* [PROBLEM REQUIREMENTS]
Repeat each entry in full, exactly.

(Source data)

○ ○ ○ ○ ○ ○ ○

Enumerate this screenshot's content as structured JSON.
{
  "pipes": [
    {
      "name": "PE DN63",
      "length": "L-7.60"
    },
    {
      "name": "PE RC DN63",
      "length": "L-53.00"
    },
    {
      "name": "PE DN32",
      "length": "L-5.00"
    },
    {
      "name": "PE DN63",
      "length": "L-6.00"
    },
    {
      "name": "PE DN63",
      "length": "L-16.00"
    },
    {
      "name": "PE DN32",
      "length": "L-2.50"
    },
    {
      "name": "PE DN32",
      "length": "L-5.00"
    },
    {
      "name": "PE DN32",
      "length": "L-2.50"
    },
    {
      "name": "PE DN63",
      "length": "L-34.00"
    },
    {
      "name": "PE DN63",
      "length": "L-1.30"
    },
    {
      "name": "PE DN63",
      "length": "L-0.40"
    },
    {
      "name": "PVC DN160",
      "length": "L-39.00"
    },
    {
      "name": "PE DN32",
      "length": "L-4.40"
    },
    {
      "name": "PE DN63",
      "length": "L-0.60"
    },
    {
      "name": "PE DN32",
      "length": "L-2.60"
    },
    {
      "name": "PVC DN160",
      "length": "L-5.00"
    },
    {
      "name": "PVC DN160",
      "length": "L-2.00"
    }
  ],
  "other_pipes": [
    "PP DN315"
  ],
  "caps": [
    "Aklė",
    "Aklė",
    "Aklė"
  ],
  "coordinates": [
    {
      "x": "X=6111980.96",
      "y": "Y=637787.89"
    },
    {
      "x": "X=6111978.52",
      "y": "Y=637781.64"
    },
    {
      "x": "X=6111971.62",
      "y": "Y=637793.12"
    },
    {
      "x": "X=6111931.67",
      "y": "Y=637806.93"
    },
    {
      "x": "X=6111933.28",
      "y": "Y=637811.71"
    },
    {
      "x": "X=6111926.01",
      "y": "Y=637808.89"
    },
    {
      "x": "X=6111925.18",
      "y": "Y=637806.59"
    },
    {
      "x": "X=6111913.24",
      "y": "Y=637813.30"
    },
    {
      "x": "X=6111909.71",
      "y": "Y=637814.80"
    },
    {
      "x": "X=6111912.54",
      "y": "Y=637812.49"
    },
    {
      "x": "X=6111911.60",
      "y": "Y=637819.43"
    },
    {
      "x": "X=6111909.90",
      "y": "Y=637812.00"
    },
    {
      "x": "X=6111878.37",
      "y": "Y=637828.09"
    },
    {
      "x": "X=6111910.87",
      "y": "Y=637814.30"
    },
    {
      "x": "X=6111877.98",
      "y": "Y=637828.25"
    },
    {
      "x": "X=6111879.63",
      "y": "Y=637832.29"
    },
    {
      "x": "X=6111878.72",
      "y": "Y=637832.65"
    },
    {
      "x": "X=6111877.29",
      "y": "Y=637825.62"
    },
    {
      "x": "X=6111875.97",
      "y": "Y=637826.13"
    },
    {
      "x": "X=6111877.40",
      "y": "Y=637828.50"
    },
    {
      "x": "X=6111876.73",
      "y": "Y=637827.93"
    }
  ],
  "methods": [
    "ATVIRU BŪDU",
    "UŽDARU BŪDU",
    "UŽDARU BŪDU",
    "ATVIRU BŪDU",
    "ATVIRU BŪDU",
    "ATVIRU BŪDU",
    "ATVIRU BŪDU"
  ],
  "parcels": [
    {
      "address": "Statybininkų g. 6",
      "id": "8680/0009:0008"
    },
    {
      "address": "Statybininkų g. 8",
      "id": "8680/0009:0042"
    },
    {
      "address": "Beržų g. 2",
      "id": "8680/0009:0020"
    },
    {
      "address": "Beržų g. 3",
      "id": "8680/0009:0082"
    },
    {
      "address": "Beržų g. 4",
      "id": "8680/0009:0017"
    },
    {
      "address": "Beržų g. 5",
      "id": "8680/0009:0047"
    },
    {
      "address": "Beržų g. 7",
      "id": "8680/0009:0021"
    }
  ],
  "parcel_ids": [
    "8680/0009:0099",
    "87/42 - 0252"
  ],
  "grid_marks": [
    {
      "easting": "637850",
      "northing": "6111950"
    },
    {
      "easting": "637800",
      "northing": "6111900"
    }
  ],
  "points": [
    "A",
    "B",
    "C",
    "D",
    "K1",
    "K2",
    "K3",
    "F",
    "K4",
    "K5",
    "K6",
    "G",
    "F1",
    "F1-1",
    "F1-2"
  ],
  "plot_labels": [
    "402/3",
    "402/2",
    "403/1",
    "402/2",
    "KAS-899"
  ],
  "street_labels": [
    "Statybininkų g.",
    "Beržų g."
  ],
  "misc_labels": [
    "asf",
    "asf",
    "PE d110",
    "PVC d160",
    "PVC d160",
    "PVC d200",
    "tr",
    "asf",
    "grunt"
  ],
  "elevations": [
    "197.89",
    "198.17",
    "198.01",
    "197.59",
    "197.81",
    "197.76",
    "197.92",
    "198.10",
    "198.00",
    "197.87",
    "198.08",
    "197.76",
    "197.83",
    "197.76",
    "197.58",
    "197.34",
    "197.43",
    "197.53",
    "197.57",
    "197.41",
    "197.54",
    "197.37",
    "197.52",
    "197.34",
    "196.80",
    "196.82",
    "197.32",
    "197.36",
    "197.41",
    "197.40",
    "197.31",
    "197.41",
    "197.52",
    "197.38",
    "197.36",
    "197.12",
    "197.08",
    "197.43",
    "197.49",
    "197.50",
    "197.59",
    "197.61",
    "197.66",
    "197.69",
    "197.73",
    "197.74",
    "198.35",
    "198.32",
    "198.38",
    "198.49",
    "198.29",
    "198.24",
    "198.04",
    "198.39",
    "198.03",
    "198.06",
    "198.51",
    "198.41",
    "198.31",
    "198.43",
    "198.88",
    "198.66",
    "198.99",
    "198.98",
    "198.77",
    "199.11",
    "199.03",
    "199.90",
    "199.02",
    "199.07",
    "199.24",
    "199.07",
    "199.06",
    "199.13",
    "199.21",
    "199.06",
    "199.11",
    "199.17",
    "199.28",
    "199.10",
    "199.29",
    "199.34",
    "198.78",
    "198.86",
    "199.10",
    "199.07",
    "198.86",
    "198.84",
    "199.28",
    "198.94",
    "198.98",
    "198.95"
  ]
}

○ ○ ○ ○ ○ ○ ○

* [EXPECTED ANSWER]
Enumerate this screenshot's content as structured JSON.
{
  "pipes": [
    {
      "name": "PE DN63",
      "length": "L-7.60"
    },
    {
      "name": "PE RC DN63",
      "length": "L-53.00"
    },
    {
      "name": "PE DN32",
      "length": "L-5.00"
    },
    {
      "name": "PE DN63",
      "length": "L-6.00"
    },
    {
      "name": "PE DN63",
      "length": "L-16.00"
    },
    {
      "name": "PE DN32",
      "length": "L-2.50"
    },
    {
      "name": "PE DN32",
      "length": "L-5.00"
    },
    {
      "name": "PE DN32",
      "length": "L-2.50"
    },
    {
      "name": "PE DN63",
      "length": "L-34.00"
    },
    {
      "name": "PE DN63",
      "length": "L-1.30"
    },
    {
      "name": "PE DN63",
      "length": "L-0.40"
    },
    {
      "name": "PVC DN160",
      "length": "L-39.00"
    },
    {
      "name": "PE DN32",
      "length": "L-4.40"
    },
    {
      "name": "PE DN63",
      "length": "L-0.60"
    },
    {
      "name": "PE DN32",
      "length": "L-2.60"
    },
    {
      "name": "PVC DN160",
      "length": "L-5.00"
    },
    {
      "name": "PVC DN160",
      "length": "L-2.00"
    }
  ],
  "other_pipes": [
    "PP DN315"
  ],
  "caps": [
    "Aklė",
    "Aklė",
    "Aklė"
  ],
  "coordinates": [
    {
      "x": "X=6111980.96",
      "y": "Y=637787.89"
    },
    {
      "x": "X=6111978.52",
      "y": "Y=637781.64"
    },
    {
      "x": "X=6111971.62",
      "y": "Y=637793.12"
    },
    {
      "x": "X=6111931.67",
      "y": "Y=637806.93"
    },
    {
      "x": "X=6111933.28",
      "y": "Y=637811.71"
    },
    {
      "x": "X=6111926.01",
      "y": "Y=637808.89"
    },
    {
      "x": "X=6111925.18",
      "y": "Y=637806.59"
    },
    {
      "x": "X=6111913.24",
      "y": "Y=637813.30"
    },
    {
      "x": "X=6111909.71",
      "y": "Y=637814.80"
    },
    {
      "x": "X=6111912.54",
      "y": "Y=637812.49"
    },
    {
      "x": "X=6111911.60",
      "y": "Y=637819.43"
    },
    {
      "x": "X=6111909.90",
      "y": "Y=637812.00"
    },
    {
      "x": "X=6111878.37",
      "y": "Y=637828.09"
    },
    {
      "x": "X=6111910.87",
      "y": "Y=637814.30"
    },
    {
      "x": "X=6111877.98",
      "y": "Y=637828.25"
    },
    {
      "x": "X=6111879.63",
      "y": "Y=637832.29"
    },
    {
      "x": "X=6111878.72",
      "y": "Y=637832.65"
    },
    {
      "x": "X=6111877.29",
      "y": "Y=637825.62"
    },
    {
      "x": "X=6111875.97",
      "y": "Y=637826.13"
    },
    {
      "x": "X=6111877.40",
      "y": "Y=637828.50"
    },
    {
      "x": "X=6111876.73",
      "y": "Y=637827.93"
    }
  ],
  "methods": [
    "ATVIRU BŪDU",
    "UŽDARU BŪDU",
    "UŽDARU BŪDU",
    "ATVIRU BŪDU",
    "ATVIRU BŪDU",
    "ATVIRU BŪDU",
    "ATVIRU BŪDU"
  ],
  "parcels": [
    {
      "address": "Statybininkų g. 6",
      "id": "8680/0009:0008"
    },
    {
      "address": "Statybininkų g. 8",
      "id": "8680/0009:0042"
    },
    {
      "address": "Beržų g. 2",
      "id": "8680/0009:0020"
    },
    {
      "address": "Beržų g. 3",
      "id": "8680/0009:0082"
    },
    {
      "address": "Beržų g. 4",
      "id": "8680/0009:0017"
    },
    {
      "address": "Beržų g. 5",
      "id": "8680/0009:0047"
    },
    {
      "address": "Beržų g. 7",
      "id": "8680/0009:0021"
    }
  ],
  "parcel_ids": [
    "8680/0009:0099",
    "87/42 - 0252"
  ],
  "grid_marks": [
    {
      "easting": "637850",
      "northing": "6111950"
    },
    {
      "easting": "637800",
      "northing": "6111900"
    }
  ],
  "points": [
    "A",
    "B",
    "C",
    "D",
    "K1",
    "K2",
    "K3",
    "F",
    "K4",
    "K5",
    "K6",
    "G",
    "F1",
    "F1-1",
    "F1-2"
  ],
  "plot_labels": [
    "402/3",
    "402/2",
    "403/1",
    "402/2",
    "KAS-899"
  ],
  "street_labels": [
    "Statybininkų g.",
    "Beržų g."
  ],
  "misc_labels": [
    "asf",
    "asf",
    "PE d110",
    "PVC d160",
    "PVC d160",
    "PVC d200",
    "tr",
    "asf",
    "grunt"
  ],
  "elevations": [
    "197.89",
    "198.17",
    "198.01",
    "197.59",
    "197.81",
    "197.76",
    "197.92",
    "198.10",
    "198.00",
    "197.87",
    "198.08",
    "197.76",
    "197.83",
    "197.76",
    "197.58",
    "197.34",
    "197.43",
    "197.53",
    "197.57",
    "197.41",
    "197.54",
    "197.37",
    "197.52",
    "197.34",
    "196.80",
    "196.82",
    "197.32",
    "197.36",
    "197.41",
    "197.40",
    "197.31",
    "197.41",
    "197.52",
    "197.38",
    "197.36",
    "197.12",
    "197.08",
    "197.43",
    "197.49",
    "197.50",
    "197.59",
    "197.61",
    "197.66",
    "197.69",
    "197.73",
    "197.74",
    "198.35",
    "198.32",
    "198.38",
    "198.49",
    "198.29",
    "198.24",
    "198.04",
    "198.39",
    "198.03",
    "198.06",
    "198.51",
    "198.41",
    "198.31",
    "198.43",
    "198.88",
    "198.66",
    "198.99",
    "198.98",
    "198.77",
    "199.11",
    "199.03",
    "199.90",
    "199.02",
    "199.07",
    "199.24",
    "199.07",
    "199.06",
    "199.13",
    "199.21",
    "199.06",
    "199.11",
    "199.17",
    "199.28",
    "199.10",
    "199.29",
    "199.34",
    "198.78",
    "198.86",
    "199.10",
    "199.07",
    "198.86",
    "198.84",
    "199.28",
    "198.94",
    "198.98",
    "198.95"
  ]
}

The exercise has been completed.